» GIVEN INSTRUCTION:
Your copy of the material must match it exactly, except that pictures are dropped.
─── THE RECORDS ───
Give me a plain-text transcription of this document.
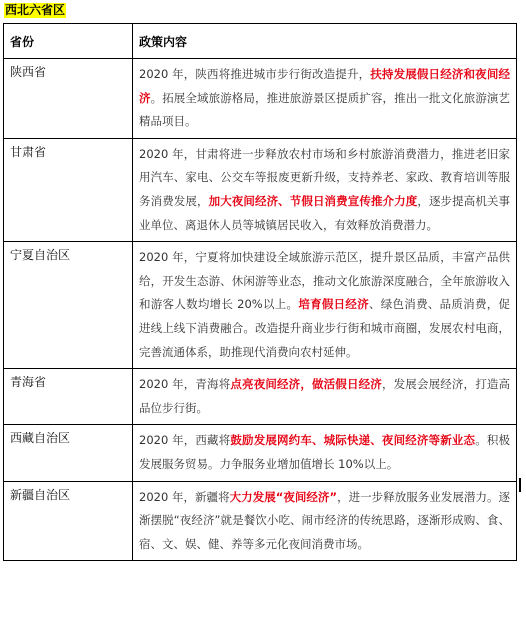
西北六省区
省份	政策内容
陕西省	2020 年，陕西将推进城市步行街改造提升，扶持发展假日经济和夜间经济。拓展全域旅游格局，推进旅游景区提质扩容，推出一批文化旅游演艺精品项目。
甘肃省	2020 年，甘肃将进一步释放农村市场和乡村旅游消费潜力，推进老旧家用汽车、家电、公交车等报废更新升级，支持养老、家政、教育培训等服务消费发展，加大夜间经济、节假日消费宣传推介力度，逐步提高机关事业单位、离退休人员等城镇居民收入，有效释放消费潜力。
宁夏自治区	2020 年，宁夏将加快建设全域旅游示范区，提升景区品质，丰富产品供给，开发生态游、休闲游等业态，推动文化旅游深度融合，全年旅游收入和游客人数均增长 20%以上。培育假日经济、绿色消费、品质消费，促进线上线下消费融合。改造提升商业步行街和城市商圈，发展农村电商，完善流通体系，助推现代消费向农村延伸。
青海省	2020 年，青海将点亮夜间经济，做活假日经济，发展会展经济，打造高品位步行街。
西藏自治区	2020 年，西藏将鼓励发展网约车、城际快递、夜间经济等新业态。积极发展服务贸易。力争服务业增加值增长 10%以上。
新疆自治区	2020 年，新疆将大力发展“夜间经济”，进一步释放服务业发展潜力。逐渐摆脱“夜经济”就是餐饮小吃、闹市经济的传统思路，逐渐形成购、食、宿、文、娱、健、养等多元化夜间消费市场。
───
» CORRECT ANSWER:
Give me a plain-text transcription of this document.
西北六省区
省份	政策内容
陕西省	2020 年，陕西将推进城市步行街改造提升，扶持发展假日经济和夜间经济。拓展全域旅游格局，推进旅游景区提质扩容，推出一批文化旅游演艺精品项目。
甘肃省	2020 年，甘肃将进一步释放农村市场和乡村旅游消费潜力，推进老旧家用汽车、家电、公交车等报废更新升级，支持养老、家政、教育培训等服务消费发展，加大夜间经济、节假日消费宣传推介力度，逐步提高机关事业单位、离退休人员等城镇居民收入，有效释放消费潜力。
宁夏自治区	2020 年，宁夏将加快建设全域旅游示范区，提升景区品质，丰富产品供给，开发生态游、休闲游等业态，推动文化旅游深度融合，全年旅游收入和游客人数均增长 20%以上。培育假日经济、绿色消费、品质消费，促进线上线下消费融合。改造提升商业步行街和城市商圈，发展农村电商，完善流通体系，助推现代消费向农村延伸。
青海省	2020 年，青海将点亮夜间经济，做活假日经济，发展会展经济，打造高品位步行街。
西藏自治区	2020 年，西藏将鼓励发展网约车、城际快递、夜间经济等新业态。积极发展服务贸易。力争服务业增加值增长 10%以上。
新疆自治区	2020 年，新疆将大力发展“夜间经济”，进一步释放服务业发展潜力。逐渐摆脱“夜经济”就是餐饮小吃、闹市经济的传统思路，逐渐形成购、食、宿、文、娱、健、养等多元化夜间消费市场。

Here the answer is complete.